* _Written instruction_
Please print the full listing exactly.
--- BEGIN ---
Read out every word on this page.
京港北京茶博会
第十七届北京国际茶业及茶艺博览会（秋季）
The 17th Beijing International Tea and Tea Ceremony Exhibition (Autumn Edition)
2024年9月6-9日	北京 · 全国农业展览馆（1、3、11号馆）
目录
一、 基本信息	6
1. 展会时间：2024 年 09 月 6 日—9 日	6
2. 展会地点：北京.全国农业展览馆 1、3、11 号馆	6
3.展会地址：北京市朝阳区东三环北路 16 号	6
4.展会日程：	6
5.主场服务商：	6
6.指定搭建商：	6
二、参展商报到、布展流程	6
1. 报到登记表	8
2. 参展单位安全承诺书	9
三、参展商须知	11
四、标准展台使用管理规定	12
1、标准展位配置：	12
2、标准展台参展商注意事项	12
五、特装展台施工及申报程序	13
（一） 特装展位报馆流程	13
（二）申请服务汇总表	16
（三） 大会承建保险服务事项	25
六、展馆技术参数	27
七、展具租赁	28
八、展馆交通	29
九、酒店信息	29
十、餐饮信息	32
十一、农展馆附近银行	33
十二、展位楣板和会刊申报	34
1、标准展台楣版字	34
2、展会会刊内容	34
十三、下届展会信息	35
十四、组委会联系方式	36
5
--- END ---
* _Exercise solution_
Read out every word on this page.
京港北京茶博会
第十七届北京国际茶业及茶艺博览会（秋季）
The 17th Beijing International Tea and Tea Ceremony Exhibition (Autumn Edition)
2024年9月6-9日	北京 · 全国农业展览馆（1、3、11号馆）
目录
一、 基本信息	6
1. 展会时间：2024 年 09 月 6 日—9 日	6
2. 展会地点：北京.全国农业展览馆 1、3、11 号馆	6
3.展会地址：北京市朝阳区东三环北路 16 号	6
4.展会日程：	6
5.主场服务商：	6
6.指定搭建商：	6
二、参展商报到、布展流程	6
1. 报到登记表	8
2. 参展单位安全承诺书	9
三、参展商须知	11
四、标准展台使用管理规定	12
1、标准展位配置：	12
2、标准展台参展商注意事项	12
五、特装展台施工及申报程序	13
（一） 特装展位报馆流程	13
（二）申请服务汇总表	16
（三） 大会承建保险服务事项	25
六、展馆技术参数	27
七、展具租赁	28
八、展馆交通	29
九、酒店信息	29
十、餐饮信息	32
十一、农展馆附近银行	33
十二、展位楣板和会刊申报	34
1、标准展台楣版字	34
2、展会会刊内容	34
十三、下届展会信息	35
十四、组委会联系方式	36
5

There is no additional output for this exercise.